- **RECORD EXTRACTS**
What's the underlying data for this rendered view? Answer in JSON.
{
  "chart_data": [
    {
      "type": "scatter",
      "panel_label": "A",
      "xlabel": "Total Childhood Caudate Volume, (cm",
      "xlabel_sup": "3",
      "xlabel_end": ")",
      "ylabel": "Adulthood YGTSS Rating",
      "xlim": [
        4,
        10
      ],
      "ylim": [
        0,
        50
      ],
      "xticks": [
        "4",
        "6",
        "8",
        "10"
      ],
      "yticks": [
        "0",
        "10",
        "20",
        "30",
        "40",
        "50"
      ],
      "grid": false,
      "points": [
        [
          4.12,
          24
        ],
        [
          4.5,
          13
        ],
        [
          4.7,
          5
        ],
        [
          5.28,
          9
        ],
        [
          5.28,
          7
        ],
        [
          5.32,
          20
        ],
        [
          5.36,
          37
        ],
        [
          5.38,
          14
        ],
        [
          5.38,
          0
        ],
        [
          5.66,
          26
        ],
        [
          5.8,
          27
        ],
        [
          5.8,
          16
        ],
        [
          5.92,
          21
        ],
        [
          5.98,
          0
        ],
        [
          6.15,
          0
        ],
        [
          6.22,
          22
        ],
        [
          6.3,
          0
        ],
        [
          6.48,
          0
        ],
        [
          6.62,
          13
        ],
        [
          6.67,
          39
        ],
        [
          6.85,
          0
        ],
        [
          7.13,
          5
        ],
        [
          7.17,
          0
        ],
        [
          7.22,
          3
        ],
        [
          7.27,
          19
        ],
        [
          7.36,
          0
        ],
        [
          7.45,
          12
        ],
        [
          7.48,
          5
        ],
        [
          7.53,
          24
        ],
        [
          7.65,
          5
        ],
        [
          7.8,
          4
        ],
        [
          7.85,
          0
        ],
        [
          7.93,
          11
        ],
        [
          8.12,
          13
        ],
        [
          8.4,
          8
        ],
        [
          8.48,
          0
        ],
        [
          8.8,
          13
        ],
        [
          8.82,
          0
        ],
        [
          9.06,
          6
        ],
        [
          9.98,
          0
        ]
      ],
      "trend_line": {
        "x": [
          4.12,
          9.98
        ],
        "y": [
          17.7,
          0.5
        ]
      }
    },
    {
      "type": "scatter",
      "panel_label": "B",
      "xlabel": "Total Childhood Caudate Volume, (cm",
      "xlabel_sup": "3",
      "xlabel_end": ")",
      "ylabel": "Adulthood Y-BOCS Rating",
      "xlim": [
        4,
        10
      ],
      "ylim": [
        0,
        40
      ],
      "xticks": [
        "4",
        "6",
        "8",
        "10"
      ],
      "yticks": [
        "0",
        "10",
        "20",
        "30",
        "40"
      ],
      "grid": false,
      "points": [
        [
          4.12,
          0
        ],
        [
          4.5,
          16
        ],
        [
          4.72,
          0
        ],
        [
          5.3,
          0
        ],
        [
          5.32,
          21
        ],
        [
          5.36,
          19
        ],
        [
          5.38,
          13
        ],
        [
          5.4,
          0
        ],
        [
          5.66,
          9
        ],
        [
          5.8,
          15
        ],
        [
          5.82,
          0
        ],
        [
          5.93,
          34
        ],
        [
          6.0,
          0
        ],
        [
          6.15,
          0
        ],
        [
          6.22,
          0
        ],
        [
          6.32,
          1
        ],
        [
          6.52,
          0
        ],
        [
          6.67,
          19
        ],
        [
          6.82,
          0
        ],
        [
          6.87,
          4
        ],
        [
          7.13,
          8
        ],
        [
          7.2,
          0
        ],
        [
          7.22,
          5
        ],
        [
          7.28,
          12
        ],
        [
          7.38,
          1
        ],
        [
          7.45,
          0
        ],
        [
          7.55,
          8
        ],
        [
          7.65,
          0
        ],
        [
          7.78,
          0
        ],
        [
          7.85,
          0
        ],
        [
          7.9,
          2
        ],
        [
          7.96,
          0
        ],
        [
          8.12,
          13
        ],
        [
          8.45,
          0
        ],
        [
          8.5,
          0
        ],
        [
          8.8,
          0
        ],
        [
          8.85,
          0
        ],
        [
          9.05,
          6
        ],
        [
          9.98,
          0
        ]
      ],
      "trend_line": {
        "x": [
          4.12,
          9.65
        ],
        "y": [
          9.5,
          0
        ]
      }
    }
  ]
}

- **STATED GOAL**
Your task is to reproduce the whole listing exactly.

- **WRITTEN SOLUTION**
What's the underlying data for this rendered view? Answer in JSON.
{
  "chart_data": [
    {
      "type": "scatter",
      "panel_label": "A",
      "xlabel": "Total Childhood Caudate Volume, (cm",
      "xlabel_sup": "3",
      "xlabel_end": ")",
      "ylabel": "Adulthood YGTSS Rating",
      "xlim": [
        4,
        10
      ],
      "ylim": [
        0,
        50
      ],
      "xticks": [
        "4",
        "6",
        "8",
        "10"
      ],
      "yticks": [
        "0",
        "10",
        "20",
        "30",
        "40",
        "50"
      ],
      "grid": false,
      "points": [
        [
          4.12,
          24
        ],
        [
          4.5,
          13
        ],
        [
          4.7,
          5
        ],
        [
          5.28,
          9
        ],
        [
          5.28,
          7
        ],
        [
          5.32,
          20
        ],
        [
          5.36,
          37
        ],
        [
          5.38,
          14
        ],
        [
          5.38,
          0
        ],
        [
          5.66,
          26
        ],
        [
          5.8,
          27
        ],
        [
          5.8,
          16
        ],
        [
          5.92,
          21
        ],
        [
          5.98,
          0
        ],
        [
          6.15,
          0
        ],
        [
          6.22,
          22
        ],
        [
          6.3,
          0
        ],
        [
          6.48,
          0
        ],
        [
          6.62,
          13
        ],
        [
          6.67,
          39
        ],
        [
          6.85,
          0
        ],
        [
          7.13,
          5
        ],
        [
          7.17,
          0
        ],
        [
          7.22,
          3
        ],
        [
          7.27,
          19
        ],
        [
          7.36,
          0
        ],
        [
          7.45,
          12
        ],
        [
          7.48,
          5
        ],
        [
          7.53,
          24
        ],
        [
          7.65,
          5
        ],
        [
          7.8,
          4
        ],
        [
          7.85,
          0
        ],
        [
          7.93,
          11
        ],
        [
          8.12,
          13
        ],
        [
          8.4,
          8
        ],
        [
          8.48,
          0
        ],
        [
          8.8,
          13
        ],
        [
          8.82,
          0
        ],
        [
          9.06,
          6
        ],
        [
          9.98,
          0
        ]
      ],
      "trend_line": {
        "x": [
          4.12,
          9.98
        ],
        "y": [
          17.7,
          0.5
        ]
      }
    },
    {
      "type": "scatter",
      "panel_label": "B",
      "xlabel": "Total Childhood Caudate Volume, (cm",
      "xlabel_sup": "3",
      "xlabel_end": ")",
      "ylabel": "Adulthood Y-BOCS Rating",
      "xlim": [
        4,
        10
      ],
      "ylim": [
        0,
        40
      ],
      "xticks": [
        "4",
        "6",
        "8",
        "10"
      ],
      "yticks": [
        "0",
        "10",
        "20",
        "30",
        "40"
      ],
      "grid": false,
      "points": [
        [
          4.12,
          0
        ],
        [
          4.5,
          16
        ],
        [
          4.72,
          0
        ],
        [
          5.3,
          0
        ],
        [
          5.32,
          21
        ],
        [
          5.36,
          19
        ],
        [
          5.38,
          13
        ],
        [
          5.4,
          0
        ],
        [
          5.66,
          9
        ],
        [
          5.8,
          15
        ],
        [
          5.82,
          0
        ],
        [
          5.93,
          34
        ],
        [
          6.0,
          0
        ],
        [
          6.15,
          0
        ],
        [
          6.22,
          0
        ],
        [
          6.32,
          1
        ],
        [
          6.52,
          0
        ],
        [
          6.67,
          19
        ],
        [
          6.82,
          0
        ],
        [
          6.87,
          4
        ],
        [
          7.13,
          8
        ],
        [
          7.2,
          0
        ],
        [
          7.22,
          5
        ],
        [
          7.28,
          12
        ],
        [
          7.38,
          1
        ],
        [
          7.45,
          0
        ],
        [
          7.55,
          8
        ],
        [
          7.65,
          0
        ],
        [
          7.78,
          0
        ],
        [
          7.85,
          0
        ],
        [
          7.9,
          2
        ],
        [
          7.96,
          0
        ],
        [
          8.12,
          13
        ],
        [
          8.45,
          0
        ],
        [
          8.5,
          0
        ],
        [
          8.8,
          0
        ],
        [
          8.85,
          0
        ],
        [
          9.05,
          6
        ],
        [
          9.98,
          0
        ]
      ],
      "trend_line": {
        "x": [
          4.12,
          9.65
        ],
        "y": [
          9.5,
          0
        ]
      }
    }
  ]
}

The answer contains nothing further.